Work to do: Lines containing the string "Nutzen" are to be counted; report the number and nothing more.

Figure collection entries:
____________________

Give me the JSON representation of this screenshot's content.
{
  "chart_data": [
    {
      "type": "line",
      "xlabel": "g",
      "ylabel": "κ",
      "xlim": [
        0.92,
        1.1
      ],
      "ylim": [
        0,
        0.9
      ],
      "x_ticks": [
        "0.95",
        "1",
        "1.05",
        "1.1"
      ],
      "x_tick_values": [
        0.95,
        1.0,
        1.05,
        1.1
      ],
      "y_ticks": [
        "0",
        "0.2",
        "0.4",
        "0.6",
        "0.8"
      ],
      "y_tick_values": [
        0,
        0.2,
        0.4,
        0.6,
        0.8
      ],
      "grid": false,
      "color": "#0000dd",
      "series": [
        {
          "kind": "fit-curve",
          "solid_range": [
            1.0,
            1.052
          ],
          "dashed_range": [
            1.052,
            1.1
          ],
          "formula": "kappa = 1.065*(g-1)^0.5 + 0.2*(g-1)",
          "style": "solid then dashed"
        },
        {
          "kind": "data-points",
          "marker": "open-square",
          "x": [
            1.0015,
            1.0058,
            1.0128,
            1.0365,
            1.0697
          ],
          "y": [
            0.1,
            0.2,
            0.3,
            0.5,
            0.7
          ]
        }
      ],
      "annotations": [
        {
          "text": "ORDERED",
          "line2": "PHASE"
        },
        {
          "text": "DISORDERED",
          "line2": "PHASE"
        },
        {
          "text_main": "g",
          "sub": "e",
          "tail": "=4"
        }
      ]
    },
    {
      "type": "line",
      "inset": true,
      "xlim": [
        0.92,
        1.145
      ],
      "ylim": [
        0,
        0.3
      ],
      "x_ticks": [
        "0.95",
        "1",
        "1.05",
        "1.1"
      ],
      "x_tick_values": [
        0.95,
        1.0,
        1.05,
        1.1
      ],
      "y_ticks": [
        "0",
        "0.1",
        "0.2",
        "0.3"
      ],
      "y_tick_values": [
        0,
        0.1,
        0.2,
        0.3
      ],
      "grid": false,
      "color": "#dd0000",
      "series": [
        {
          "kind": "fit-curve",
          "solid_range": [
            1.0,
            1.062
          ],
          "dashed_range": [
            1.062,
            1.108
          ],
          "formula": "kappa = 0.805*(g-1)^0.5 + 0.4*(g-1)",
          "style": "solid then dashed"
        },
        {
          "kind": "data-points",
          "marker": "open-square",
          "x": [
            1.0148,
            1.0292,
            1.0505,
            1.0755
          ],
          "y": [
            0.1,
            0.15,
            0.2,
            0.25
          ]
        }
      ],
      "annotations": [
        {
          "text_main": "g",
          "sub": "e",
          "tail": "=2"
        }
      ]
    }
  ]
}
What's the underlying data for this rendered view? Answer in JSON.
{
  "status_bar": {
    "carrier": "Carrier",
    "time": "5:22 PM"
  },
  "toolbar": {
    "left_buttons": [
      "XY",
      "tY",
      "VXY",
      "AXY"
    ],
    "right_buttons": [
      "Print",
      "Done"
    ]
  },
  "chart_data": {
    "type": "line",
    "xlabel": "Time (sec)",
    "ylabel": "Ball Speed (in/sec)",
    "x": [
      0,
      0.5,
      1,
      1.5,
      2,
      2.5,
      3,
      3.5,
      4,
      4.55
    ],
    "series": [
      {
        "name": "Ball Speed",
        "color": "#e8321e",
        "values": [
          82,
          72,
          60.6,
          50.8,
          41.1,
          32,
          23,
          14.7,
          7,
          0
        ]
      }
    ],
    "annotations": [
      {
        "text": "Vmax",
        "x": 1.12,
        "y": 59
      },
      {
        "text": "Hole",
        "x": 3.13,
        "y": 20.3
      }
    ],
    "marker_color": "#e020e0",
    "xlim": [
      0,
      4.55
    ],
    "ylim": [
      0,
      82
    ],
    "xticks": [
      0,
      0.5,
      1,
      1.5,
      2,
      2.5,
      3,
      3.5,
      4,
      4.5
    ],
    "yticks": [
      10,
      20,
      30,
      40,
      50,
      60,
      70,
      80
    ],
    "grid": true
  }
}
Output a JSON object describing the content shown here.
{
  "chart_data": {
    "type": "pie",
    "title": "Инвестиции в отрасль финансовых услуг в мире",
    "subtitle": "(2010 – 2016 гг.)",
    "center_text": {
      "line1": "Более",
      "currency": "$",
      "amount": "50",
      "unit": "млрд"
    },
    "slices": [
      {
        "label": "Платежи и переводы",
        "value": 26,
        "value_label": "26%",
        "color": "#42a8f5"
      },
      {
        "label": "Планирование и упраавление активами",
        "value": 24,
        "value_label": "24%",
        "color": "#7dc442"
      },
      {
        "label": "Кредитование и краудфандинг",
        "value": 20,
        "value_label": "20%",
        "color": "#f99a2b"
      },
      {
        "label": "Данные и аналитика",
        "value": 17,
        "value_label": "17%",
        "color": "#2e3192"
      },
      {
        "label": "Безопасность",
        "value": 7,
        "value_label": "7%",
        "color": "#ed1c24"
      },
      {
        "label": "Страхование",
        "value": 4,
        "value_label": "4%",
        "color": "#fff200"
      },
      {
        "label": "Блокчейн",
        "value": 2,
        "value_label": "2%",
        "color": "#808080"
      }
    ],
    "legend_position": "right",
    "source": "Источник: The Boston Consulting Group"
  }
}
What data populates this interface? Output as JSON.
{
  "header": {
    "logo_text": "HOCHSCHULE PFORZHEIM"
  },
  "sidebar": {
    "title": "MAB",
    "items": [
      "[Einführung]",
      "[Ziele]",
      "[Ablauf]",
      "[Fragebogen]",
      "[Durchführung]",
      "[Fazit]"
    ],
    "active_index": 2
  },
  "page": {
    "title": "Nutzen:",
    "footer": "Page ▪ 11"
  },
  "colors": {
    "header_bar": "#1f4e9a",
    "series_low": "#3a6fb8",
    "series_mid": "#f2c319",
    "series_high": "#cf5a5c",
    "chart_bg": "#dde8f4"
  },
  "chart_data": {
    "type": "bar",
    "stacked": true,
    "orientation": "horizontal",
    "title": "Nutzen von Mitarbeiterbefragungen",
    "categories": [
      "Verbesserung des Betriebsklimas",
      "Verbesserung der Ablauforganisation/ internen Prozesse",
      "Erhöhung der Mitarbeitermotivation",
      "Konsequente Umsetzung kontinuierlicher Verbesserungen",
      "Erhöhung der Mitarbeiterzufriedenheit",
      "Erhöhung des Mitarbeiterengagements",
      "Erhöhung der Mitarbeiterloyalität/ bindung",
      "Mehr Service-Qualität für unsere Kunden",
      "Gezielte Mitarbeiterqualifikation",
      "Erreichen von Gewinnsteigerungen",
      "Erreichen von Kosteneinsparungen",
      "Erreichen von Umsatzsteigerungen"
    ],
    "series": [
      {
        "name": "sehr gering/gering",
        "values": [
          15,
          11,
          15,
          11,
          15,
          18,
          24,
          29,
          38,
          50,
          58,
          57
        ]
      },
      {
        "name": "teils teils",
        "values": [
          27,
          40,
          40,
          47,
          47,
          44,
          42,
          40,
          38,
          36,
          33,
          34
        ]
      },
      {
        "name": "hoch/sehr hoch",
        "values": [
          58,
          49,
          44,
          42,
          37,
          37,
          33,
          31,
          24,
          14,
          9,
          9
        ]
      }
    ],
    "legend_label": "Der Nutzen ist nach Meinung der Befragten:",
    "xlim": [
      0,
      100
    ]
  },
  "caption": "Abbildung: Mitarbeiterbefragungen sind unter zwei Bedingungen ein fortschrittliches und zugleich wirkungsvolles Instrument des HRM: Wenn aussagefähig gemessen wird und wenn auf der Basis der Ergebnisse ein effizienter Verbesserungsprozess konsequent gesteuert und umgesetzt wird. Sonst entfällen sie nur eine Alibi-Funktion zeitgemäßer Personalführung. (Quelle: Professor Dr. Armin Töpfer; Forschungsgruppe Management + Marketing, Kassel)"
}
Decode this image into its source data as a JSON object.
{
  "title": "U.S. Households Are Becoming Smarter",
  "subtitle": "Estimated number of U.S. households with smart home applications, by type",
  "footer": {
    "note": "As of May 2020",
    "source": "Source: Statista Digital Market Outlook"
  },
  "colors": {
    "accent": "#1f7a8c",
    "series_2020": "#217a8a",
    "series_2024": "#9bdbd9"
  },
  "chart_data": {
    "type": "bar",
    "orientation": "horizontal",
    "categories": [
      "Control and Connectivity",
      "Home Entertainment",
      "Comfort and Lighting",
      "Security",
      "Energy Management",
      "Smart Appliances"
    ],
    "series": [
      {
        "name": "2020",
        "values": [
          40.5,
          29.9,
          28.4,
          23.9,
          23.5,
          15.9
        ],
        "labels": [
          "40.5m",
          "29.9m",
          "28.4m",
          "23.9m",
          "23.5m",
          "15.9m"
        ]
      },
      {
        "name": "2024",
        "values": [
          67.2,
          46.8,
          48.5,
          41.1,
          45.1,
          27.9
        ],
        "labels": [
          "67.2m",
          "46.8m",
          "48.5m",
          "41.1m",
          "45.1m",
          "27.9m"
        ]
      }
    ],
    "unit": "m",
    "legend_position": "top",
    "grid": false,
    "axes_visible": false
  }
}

____________________

Written reply: 3